• _Direction_:
Type out the material below exactly.

□ □ □ □ □ □ □

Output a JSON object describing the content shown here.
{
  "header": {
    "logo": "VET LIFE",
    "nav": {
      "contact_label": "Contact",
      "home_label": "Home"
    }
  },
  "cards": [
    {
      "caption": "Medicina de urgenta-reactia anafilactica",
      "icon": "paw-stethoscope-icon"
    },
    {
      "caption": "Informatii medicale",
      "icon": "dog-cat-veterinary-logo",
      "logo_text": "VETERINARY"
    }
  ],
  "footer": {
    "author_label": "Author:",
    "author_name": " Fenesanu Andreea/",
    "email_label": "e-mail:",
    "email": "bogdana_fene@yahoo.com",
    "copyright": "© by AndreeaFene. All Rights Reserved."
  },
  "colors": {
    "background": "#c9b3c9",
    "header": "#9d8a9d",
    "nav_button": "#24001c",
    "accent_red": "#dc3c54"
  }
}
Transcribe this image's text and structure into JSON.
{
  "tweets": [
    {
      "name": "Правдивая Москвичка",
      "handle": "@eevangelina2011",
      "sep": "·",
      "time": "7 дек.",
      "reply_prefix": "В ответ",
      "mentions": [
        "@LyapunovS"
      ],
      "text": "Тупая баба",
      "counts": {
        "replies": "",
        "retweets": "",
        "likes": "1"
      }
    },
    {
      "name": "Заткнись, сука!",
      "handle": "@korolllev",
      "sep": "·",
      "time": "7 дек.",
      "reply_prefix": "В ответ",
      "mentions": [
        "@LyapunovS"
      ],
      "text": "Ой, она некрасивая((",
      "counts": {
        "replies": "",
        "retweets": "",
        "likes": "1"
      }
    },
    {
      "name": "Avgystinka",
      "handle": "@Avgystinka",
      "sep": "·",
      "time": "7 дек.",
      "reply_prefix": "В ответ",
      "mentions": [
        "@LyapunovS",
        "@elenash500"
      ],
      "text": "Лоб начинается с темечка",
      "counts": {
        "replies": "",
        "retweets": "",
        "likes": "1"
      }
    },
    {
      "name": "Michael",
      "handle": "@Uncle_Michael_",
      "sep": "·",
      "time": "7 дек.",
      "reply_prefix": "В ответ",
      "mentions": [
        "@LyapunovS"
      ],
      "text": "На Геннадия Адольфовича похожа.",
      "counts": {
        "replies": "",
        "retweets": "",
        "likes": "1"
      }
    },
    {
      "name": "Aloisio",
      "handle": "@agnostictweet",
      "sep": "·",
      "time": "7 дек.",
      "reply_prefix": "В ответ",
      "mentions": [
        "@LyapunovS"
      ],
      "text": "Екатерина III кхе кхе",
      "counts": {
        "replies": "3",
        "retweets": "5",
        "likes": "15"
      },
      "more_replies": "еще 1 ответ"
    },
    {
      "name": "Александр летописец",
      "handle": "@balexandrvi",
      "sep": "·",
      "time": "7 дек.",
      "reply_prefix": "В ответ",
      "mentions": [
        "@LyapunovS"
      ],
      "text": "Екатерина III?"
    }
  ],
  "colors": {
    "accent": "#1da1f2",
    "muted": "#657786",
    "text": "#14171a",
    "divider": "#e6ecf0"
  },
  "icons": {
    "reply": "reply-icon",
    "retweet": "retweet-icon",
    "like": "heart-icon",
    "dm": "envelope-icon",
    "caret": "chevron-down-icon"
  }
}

□ □ □ □ □ □ □

• _Complete answer_:
Output a JSON object describing the content shown here.
{
  "header": {
    "logo": "VET LIFE",
    "nav": {
      "contact_label": "Contact",
      "home_label": "Home"
    }
  },
  "cards": [
    {
      "caption": "Medicina de urgenta-reactia anafilactica",
      "icon": "paw-stethoscope-icon"
    },
    {
      "caption": "Informatii medicale",
      "icon": "dog-cat-veterinary-logo",
      "logo_text": "VETERINARY"
    }
  ],
  "footer": {
    "author_label": "Author:",
    "author_name": " Fenesanu Andreea/",
    "email_label": "e-mail:",
    "email": "bogdana_fene@yahoo.com",
    "copyright": "© by AndreeaFene. All Rights Reserved."
  },
  "colors": {
    "background": "#c9b3c9",
    "header": "#9d8a9d",
    "nav_button": "#24001c",
    "accent_red": "#dc3c54"
  }
}
Transcribe this image's text and structure into JSON.
{
  "tweets": [
    {
      "name": "Правдивая Москвичка",
      "handle": "@eevangelina2011",
      "sep": "·",
      "time": "7 дек.",
      "reply_prefix": "В ответ",
      "mentions": [
        "@LyapunovS"
      ],
      "text": "Тупая баба",
      "counts": {
        "replies": "",
        "retweets": "",
        "likes": "1"
      }
    },
    {
      "name": "Заткнись, сука!",
      "handle": "@korolllev",
      "sep": "·",
      "time": "7 дек.",
      "reply_prefix": "В ответ",
      "mentions": [
        "@LyapunovS"
      ],
      "text": "Ой, она некрасивая((",
      "counts": {
        "replies": "",
        "retweets": "",
        "likes": "1"
      }
    },
    {
      "name": "Avgystinka",
      "handle": "@Avgystinka",
      "sep": "·",
      "time": "7 дек.",
      "reply_prefix": "В ответ",
      "mentions": [
        "@LyapunovS",
        "@elenash500"
      ],
      "text": "Лоб начинается с темечка",
      "counts": {
        "replies": "",
        "retweets": "",
        "likes": "1"
      }
    },
    {
      "name": "Michael",
      "handle": "@Uncle_Michael_",
      "sep": "·",
      "time": "7 дек.",
      "reply_prefix": "В ответ",
      "mentions": [
        "@LyapunovS"
      ],
      "text": "На Геннадия Адольфовича похожа.",
      "counts": {
        "replies": "",
        "retweets": "",
        "likes": "1"
      }
    },
    {
      "name": "Aloisio",
      "handle": "@agnostictweet",
      "sep": "·",
      "time": "7 дек.",
      "reply_prefix": "В ответ",
      "mentions": [
        "@LyapunovS"
      ],
      "text": "Екатерина III кхе кхе",
      "counts": {
        "replies": "3",
        "retweets": "5",
        "likes": "15"
      },
      "more_replies": "еще 1 ответ"
    },
    {
      "name": "Александр летописец",
      "handle": "@balexandrvi",
      "sep": "·",
      "time": "7 дек.",
      "reply_prefix": "В ответ",
      "mentions": [
        "@LyapunovS"
      ],
      "text": "Екатерина III?"
    }
  ],
  "colors": {
    "accent": "#1da1f2",
    "muted": "#657786",
    "text": "#14171a",
    "divider": "#e6ecf0"
  },
  "icons": {
    "reply": "reply-icon",
    "retweet": "retweet-icon",
    "like": "heart-icon",
    "dm": "envelope-icon",
    "caret": "chevron-down-icon"
  }
}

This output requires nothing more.